Isolate every line in the records below with "Heat" in it.

> [Dataset entries on figures]:
--------------------

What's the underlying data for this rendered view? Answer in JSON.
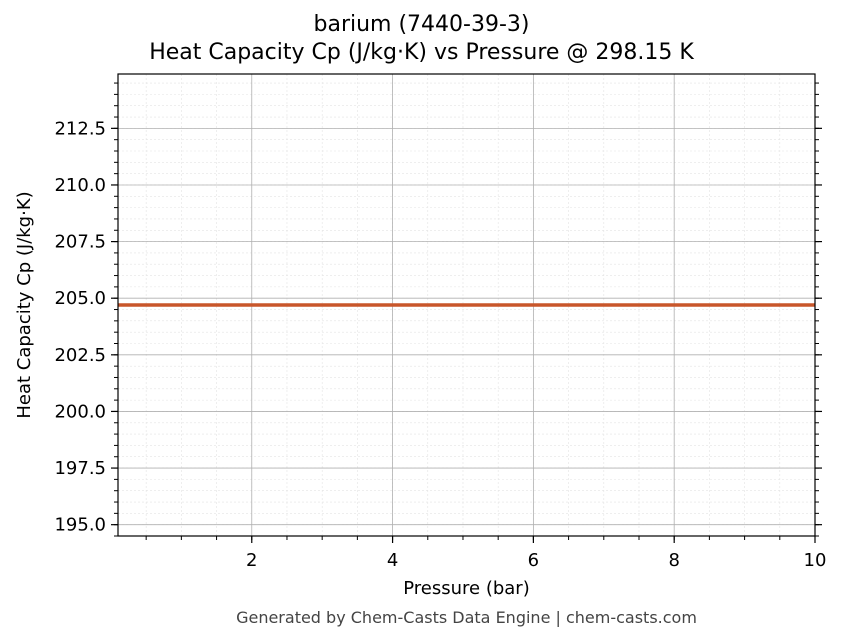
{
  "chart_data": {
    "type": "line",
    "title": "barium (7440-39-3)",
    "subtitle": "Heat Capacity Cp (J/kg·K) vs Pressure @ 298.15 K",
    "xlabel": "Pressure (bar)",
    "ylabel": "Heat Capacity Cp (J/kg·K)",
    "xlim": [
      0.1,
      10
    ],
    "ylim": [
      194.5,
      214.9
    ],
    "x_ticks": [
      2,
      4,
      6,
      8,
      10
    ],
    "x_tick_labels": [
      "2",
      "4",
      "6",
      "8",
      "10"
    ],
    "y_ticks": [
      195.0,
      197.5,
      200.0,
      202.5,
      205.0,
      207.5,
      210.0,
      212.5
    ],
    "y_tick_labels": [
      "195.0",
      "197.5",
      "200.0",
      "202.5",
      "205.0",
      "207.5",
      "210.0",
      "212.5"
    ],
    "grid": true,
    "series": [
      {
        "color": "#c8562a",
        "x": [
          0.1,
          10
        ],
        "y": [
          204.7,
          204.7
        ]
      }
    ]
  },
  "footer": "Generated by Chem-Casts Data Engine | chem-casts.com"
}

--------------------

> [Solution]:
    "subtitle": "Heat Capacity Cp (J/kg·K) vs Pressure @ 298.15 K",
    "ylabel": "Heat Capacity Cp (J/kg·K)",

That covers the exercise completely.